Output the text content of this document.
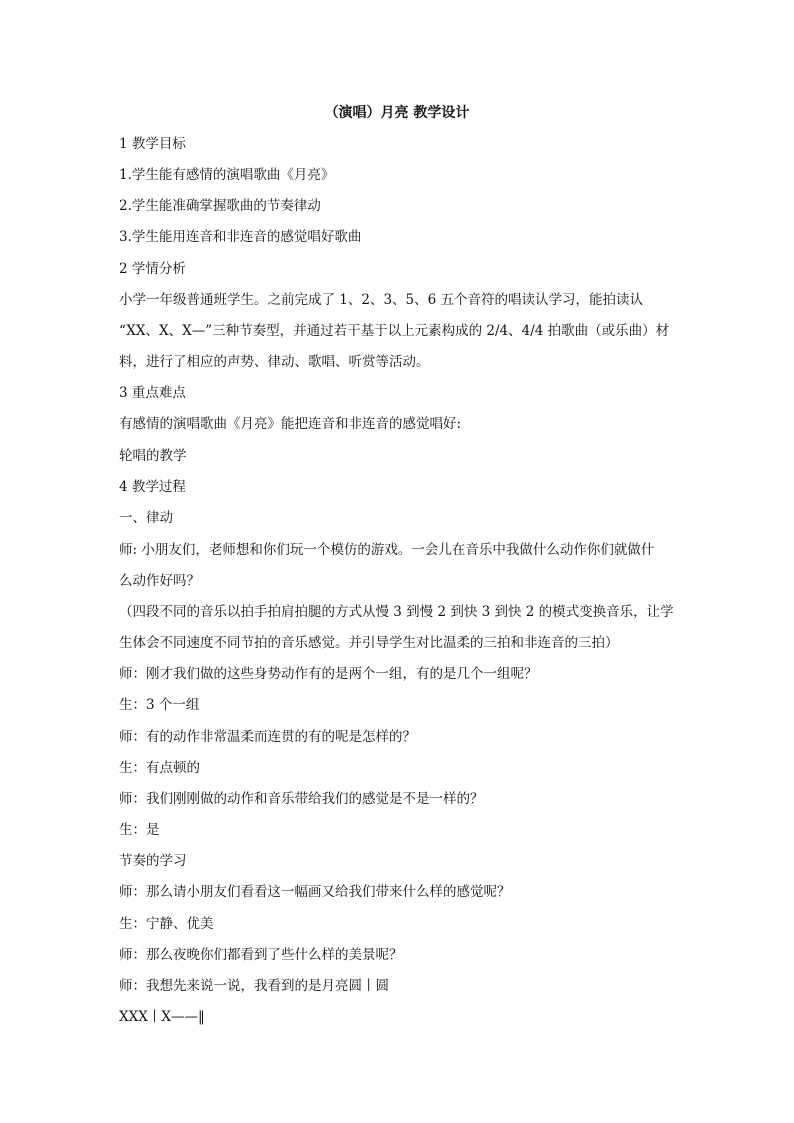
（演唱）月亮 教学设计
1 教学目标
1.学生能有感情的演唱歌曲《月亮》
2.学生能准确掌握歌曲的节奏律动
3.学生能用连音和非连音的感觉唱好歌曲
2 学情分析
小学一年级普通班学生。之前完成了 1、2、3、5、6 五个音符的唱读认学习，能拍读认
“XX、X、X—”三种节奏型，并通过若干基于以上元素构成的 2/4、4/4 拍歌曲（或乐曲）材
料，进行了相应的声势、律动、歌唱、听赏等活动。
3 重点难点
有感情的演唱歌曲《月亮》能把连音和非连音的感觉唱好:
轮唱的教学
4 教学过程
一、律动
师: 小朋友们，老师想和你们玩一个模仿的游戏。一会儿在音乐中我做什么动作你们就做什
么动作好吗？
（四段不同的音乐以拍手拍肩拍腿的方式从慢 3 到慢 2 到快 3 到快 2 的模式变换音乐，让学
生体会不同速度不同节拍的音乐感觉。并引导学生对比温柔的三拍和非连音的三拍）
师：刚才我们做的这些身势动作有的是两个一组，有的是几个一组呢？
生：3 个一组
师：有的动作非常温柔而连贯的有的呢是怎样的？
生：有点顿的
师：我们刚刚做的动作和音乐带给我们的感觉是不是一样的？
生：是
节奏的学习
师：那么请小朋友们看看这一幅画又给我们带来什么样的感觉呢？
生：宁静、优美
师：那么夜晚你们都看到了些什么样的美景呢？
师：我想先来说一说，我看到的是月亮圆丨圆
XXX丨X——‖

────

Write out the listing above exactly as it stands, pictures excluded.

Output the text content of this document.
（演唱）月亮 教学设计
1 教学目标
1.学生能有感情的演唱歌曲《月亮》
2.学生能准确掌握歌曲的节奏律动
3.学生能用连音和非连音的感觉唱好歌曲
2 学情分析
小学一年级普通班学生。之前完成了 1、2、3、5、6 五个音符的唱读认学习，能拍读认
“XX、X、X—”三种节奏型，并通过若干基于以上元素构成的 2/4、4/4 拍歌曲（或乐曲）材
料，进行了相应的声势、律动、歌唱、听赏等活动。
3 重点难点
有感情的演唱歌曲《月亮》能把连音和非连音的感觉唱好:
轮唱的教学
4 教学过程
一、律动
师: 小朋友们，老师想和你们玩一个模仿的游戏。一会儿在音乐中我做什么动作你们就做什
么动作好吗？
（四段不同的音乐以拍手拍肩拍腿的方式从慢 3 到慢 2 到快 3 到快 2 的模式变换音乐，让学
生体会不同速度不同节拍的音乐感觉。并引导学生对比温柔的三拍和非连音的三拍）
师：刚才我们做的这些身势动作有的是两个一组，有的是几个一组呢？
生：3 个一组
师：有的动作非常温柔而连贯的有的呢是怎样的？
生：有点顿的
师：我们刚刚做的动作和音乐带给我们的感觉是不是一样的？
生：是
节奏的学习
师：那么请小朋友们看看这一幅画又给我们带来什么样的感觉呢？
生：宁静、优美
师：那么夜晚你们都看到了些什么样的美景呢？
师：我想先来说一说，我看到的是月亮圆丨圆
XXX丨X——‖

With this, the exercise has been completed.